Supplied data ▸
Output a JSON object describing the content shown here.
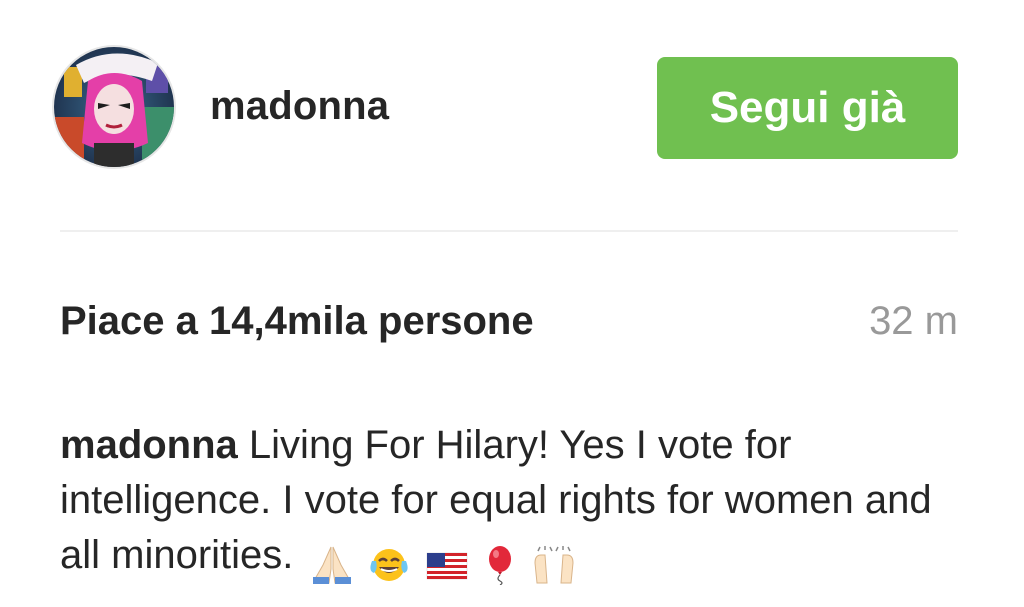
{
  "post_header": {
    "username": "madonna",
    "follow_button_label": "Segui già",
    "avatar_icon": "profile-photo",
    "accent_color": "#70c050"
  },
  "post_meta": {
    "likes_text": "Piace a 14,4mila persone",
    "time_ago": "32 m"
  },
  "caption": {
    "username": "madonna",
    "text": "Living For Hilary! Yes I vote for intelligence. I vote for equal rights for women and all minorities.",
    "emoji_icons": [
      "praying-hands-icon",
      "tears-of-joy-icon",
      "us-flag-icon",
      "balloon-icon",
      "raising-hands-icon"
    ]
  }
}
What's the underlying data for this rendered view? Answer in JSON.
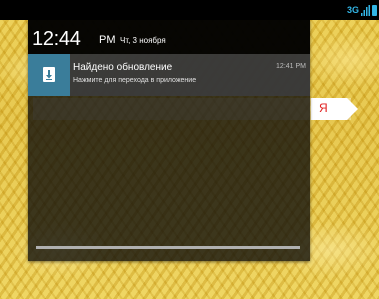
{
  "status_bar": {
    "network_type": "3G",
    "signal_icon": "signal-bars-icon",
    "battery_icon": "battery-icon",
    "accent_color": "#33b5e5"
  },
  "shade": {
    "clock": "12:44",
    "ampm": "PM",
    "date": "Чт, 3 ноября"
  },
  "notification": {
    "icon": "download-icon",
    "icon_bg": "#3a7d9a",
    "title": "Найдено обновление",
    "text": "Нажмите для перехода в приложение",
    "time": "12:41 PM"
  },
  "search_widget": {
    "brand_letter": "Я",
    "brand_color": "#e02020"
  }
}
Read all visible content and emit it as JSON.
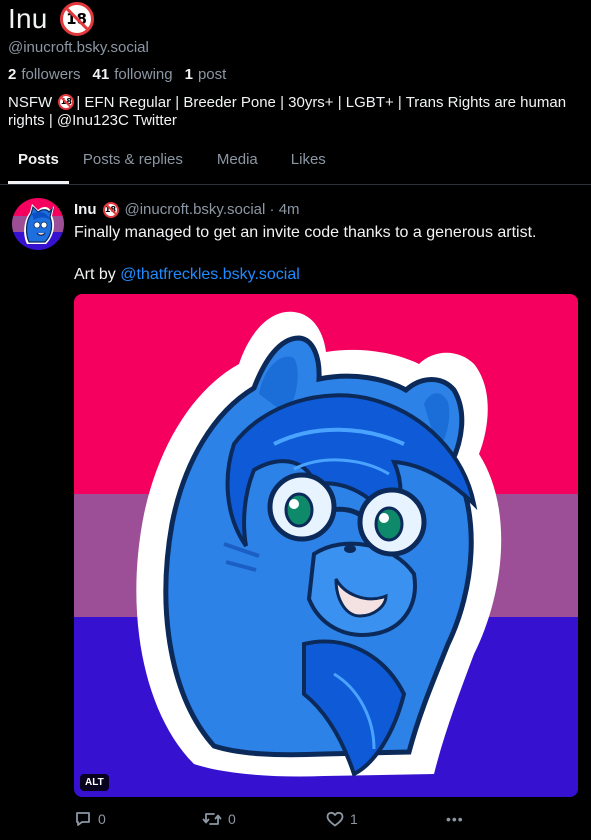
{
  "profile": {
    "display_name": "Inu",
    "age_badge": "18",
    "handle": "@inucroft.bsky.social",
    "stats": {
      "followers_count": "2",
      "followers_label": "followers",
      "following_count": "41",
      "following_label": "following",
      "posts_count": "1",
      "posts_label": "post"
    },
    "bio": {
      "part1": "NSFW",
      "part2": "| EFN Regular | Breeder Pone | 30yrs+ | LGBT+ | Trans Rights are human rights | @Inu123C Twitter"
    }
  },
  "tabs": [
    {
      "label": "Posts",
      "active": true
    },
    {
      "label": "Posts & replies",
      "active": false
    },
    {
      "label": "Media",
      "active": false
    },
    {
      "label": "Likes",
      "active": false
    }
  ],
  "post": {
    "author_name": "Inu",
    "author_handle": "@inucroft.bsky.social",
    "separator": "·",
    "timestamp": "4m",
    "text_line1": "Finally managed to get an invite code thanks to a generous artist.",
    "text_line2_prefix": "Art by ",
    "text_line2_mention": "@thatfreckles.bsky.social",
    "image_alt_badge": "ALT",
    "reply_count": "0",
    "repost_count": "0",
    "like_count": "1",
    "more_label": "•••"
  },
  "colors": {
    "background": "#000000",
    "text_primary": "#f1f3f5",
    "text_secondary": "#8c97a4",
    "link": "#208bfe",
    "bi_pink": "#f5005f",
    "bi_purple": "#9c4f96",
    "bi_blue": "#3611d0"
  },
  "icons": [
    "no-under-18-icon",
    "reply-icon",
    "repost-icon",
    "like-heart-icon",
    "more-icon"
  ]
}
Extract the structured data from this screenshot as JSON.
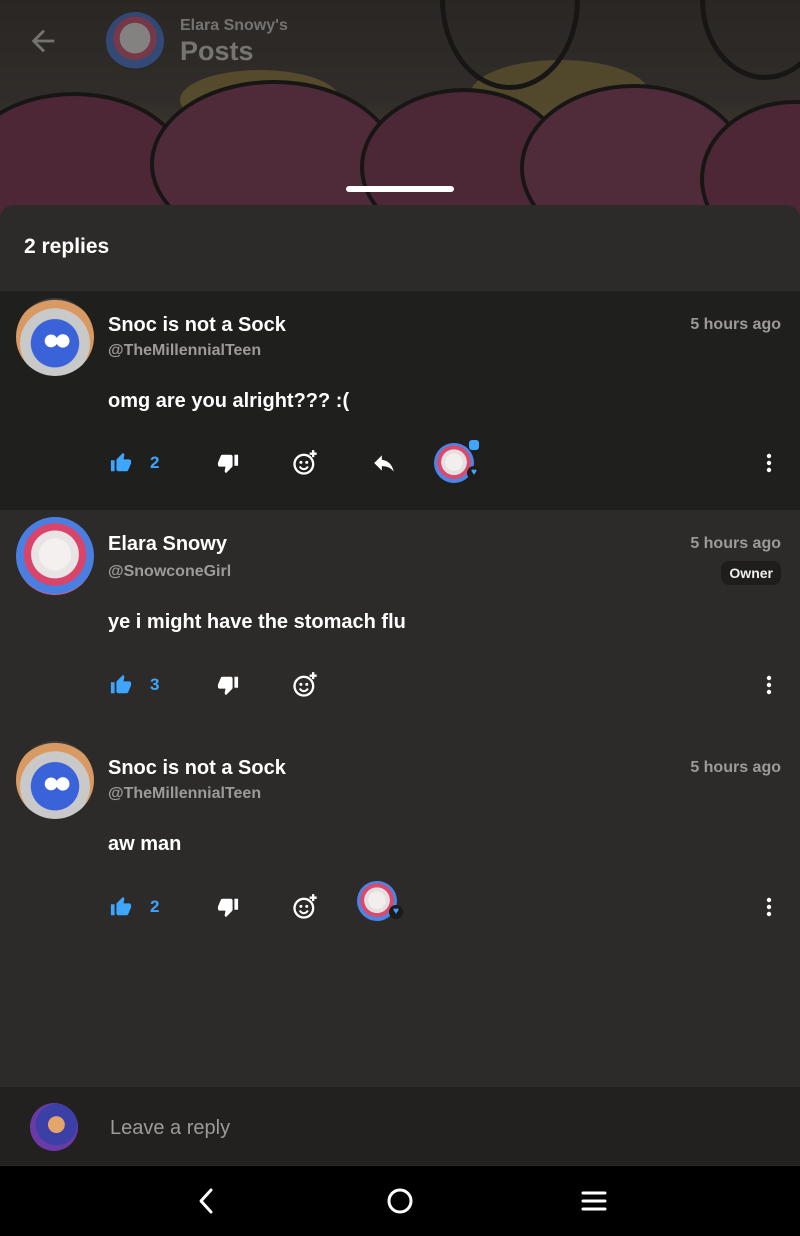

Given task ▸
Leave out the pictures and copy the rest of the material above exactly.

The result ▸
Output a JSON object describing the content shown here.
{
  "post_header": {
    "username": "madonna",
    "follow_button_label": "Segui già",
    "avatar_icon": "profile-photo",
    "accent_color": "#70c050"
  },
  "post_meta": {
    "likes_text": "Piace a 14,4mila persone",
    "time_ago": "32 m"
  },
  "caption": {
    "username": "madonna",
    "text": "Living For Hilary! Yes I vote for intelligence. I vote for equal rights for women and all minorities.",
    "emoji_icons": [
      "praying-hands-icon",
      "tears-of-joy-icon",
      "us-flag-icon",
      "balloon-icon",
      "raising-hands-icon"
    ]
  }
}
What's the underlying data for this rendered view? Answer in JSON.
{
  "status_bar": {
    "network_type": "3G",
    "signal_icon": "signal-bars-icon",
    "battery_icon": "battery-icon",
    "accent_color": "#33b5e5"
  },
  "shade": {
    "clock": "12:44",
    "ampm": "PM",
    "date": "Чт, 3 ноября"
  },
  "notification": {
    "icon": "download-icon",
    "icon_bg": "#3a7d9a",
    "title": "Найдено обновление",
    "text": "Нажмите для перехода в приложение",
    "time": "12:41 PM"
  },
  "search_widget": {
    "brand_letter": "Я",
    "brand_color": "#e02020"
  }
}
Read all visible content and emit it as JSON.
{
  "profile": {
    "display_name": "Inu",
    "age_badge": "18",
    "handle": "@inucroft.bsky.social",
    "stats": {
      "followers_count": "2",
      "followers_label": "followers",
      "following_count": "41",
      "following_label": "following",
      "posts_count": "1",
      "posts_label": "post"
    },
    "bio": {
      "part1": "NSFW",
      "part2": "| EFN Regular | Breeder Pone | 30yrs+ | LGBT+ | Trans Rights are human rights | @Inu123C Twitter"
    }
  },
  "tabs": [
    {
      "label": "Posts",
      "active": true
    },
    {
      "label": "Posts & replies",
      "active": false
    },
    {
      "label": "Media",
      "active": false
    },
    {
      "label": "Likes",
      "active": false
    }
  ],
  "post": {
    "author_name": "Inu",
    "author_handle": "@inucroft.bsky.social",
    "separator": "·",
    "timestamp": "4m",
    "text_line1": "Finally managed to get an invite code thanks to a generous artist.",
    "text_line2_prefix": "Art by ",
    "text_line2_mention": "@thatfreckles.bsky.social",
    "image_alt_badge": "ALT",
    "reply_count": "0",
    "repost_count": "0",
    "like_count": "1",
    "more_label": "•••"
  },
  "colors": {
    "background": "#000000",
    "text_primary": "#f1f3f5",
    "text_secondary": "#8c97a4",
    "link": "#208bfe",
    "bi_pink": "#f5005f",
    "bi_purple": "#9c4f96",
    "bi_blue": "#3611d0"
  },
  "icons": [
    "no-under-18-icon",
    "reply-icon",
    "repost-icon",
    "like-heart-icon",
    "more-icon"
  ]
}
Extract the structured data from this screenshot as JSON.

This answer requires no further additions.